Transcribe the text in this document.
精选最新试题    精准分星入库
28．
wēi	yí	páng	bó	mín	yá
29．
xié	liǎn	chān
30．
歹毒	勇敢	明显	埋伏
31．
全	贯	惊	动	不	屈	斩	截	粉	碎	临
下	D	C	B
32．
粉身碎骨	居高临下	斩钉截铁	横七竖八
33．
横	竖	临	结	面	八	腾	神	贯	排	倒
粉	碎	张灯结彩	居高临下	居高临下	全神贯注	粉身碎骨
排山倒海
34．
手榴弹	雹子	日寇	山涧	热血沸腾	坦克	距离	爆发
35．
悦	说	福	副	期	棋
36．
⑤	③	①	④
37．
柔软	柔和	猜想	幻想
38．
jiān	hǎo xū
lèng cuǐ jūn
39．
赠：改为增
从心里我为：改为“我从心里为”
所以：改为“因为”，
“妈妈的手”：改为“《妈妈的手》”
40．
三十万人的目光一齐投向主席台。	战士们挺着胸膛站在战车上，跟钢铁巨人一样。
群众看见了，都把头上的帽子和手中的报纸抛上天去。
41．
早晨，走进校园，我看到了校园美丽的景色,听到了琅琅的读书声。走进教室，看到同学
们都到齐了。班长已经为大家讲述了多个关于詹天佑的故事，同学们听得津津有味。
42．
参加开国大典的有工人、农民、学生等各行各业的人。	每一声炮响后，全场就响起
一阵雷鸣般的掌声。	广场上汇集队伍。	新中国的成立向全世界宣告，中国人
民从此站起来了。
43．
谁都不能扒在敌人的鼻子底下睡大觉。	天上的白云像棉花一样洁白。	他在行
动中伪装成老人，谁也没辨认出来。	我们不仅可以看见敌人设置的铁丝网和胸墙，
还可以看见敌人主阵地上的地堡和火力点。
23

----

## Goal
Extract each line of the material exactly as it stands.

## Exercise response
Transcribe the text in this document.
精选最新试题    精准分星入库
28．
wēi	yí	páng	bó	mín	yá
29．
xié	liǎn	chān
30．
歹毒	勇敢	明显	埋伏
31．
全	贯	惊	动	不	屈	斩	截	粉	碎	临
下	D	C	B
32．
粉身碎骨	居高临下	斩钉截铁	横七竖八
33．
横	竖	临	结	面	八	腾	神	贯	排	倒
粉	碎	张灯结彩	居高临下	居高临下	全神贯注	粉身碎骨
排山倒海
34．
手榴弹	雹子	日寇	山涧	热血沸腾	坦克	距离	爆发
35．
悦	说	福	副	期	棋
36．
⑤	③	①	④
37．
柔软	柔和	猜想	幻想
38．
jiān	hǎo xū
lèng cuǐ jūn
39．
赠：改为增
从心里我为：改为“我从心里为”
所以：改为“因为”，
“妈妈的手”：改为“《妈妈的手》”
40．
三十万人的目光一齐投向主席台。	战士们挺着胸膛站在战车上，跟钢铁巨人一样。
群众看见了，都把头上的帽子和手中的报纸抛上天去。
41．
早晨，走进校园，我看到了校园美丽的景色,听到了琅琅的读书声。走进教室，看到同学
们都到齐了。班长已经为大家讲述了多个关于詹天佑的故事，同学们听得津津有味。
42．
参加开国大典的有工人、农民、学生等各行各业的人。	每一声炮响后，全场就响起
一阵雷鸣般的掌声。	广场上汇集队伍。	新中国的成立向全世界宣告，中国人
民从此站起来了。
43．
谁都不能扒在敌人的鼻子底下睡大觉。	天上的白云像棉花一样洁白。	他在行
动中伪装成老人，谁也没辨认出来。	我们不仅可以看见敌人设置的铁丝网和胸墙，
还可以看见敌人主阵地上的地堡和火力点。
23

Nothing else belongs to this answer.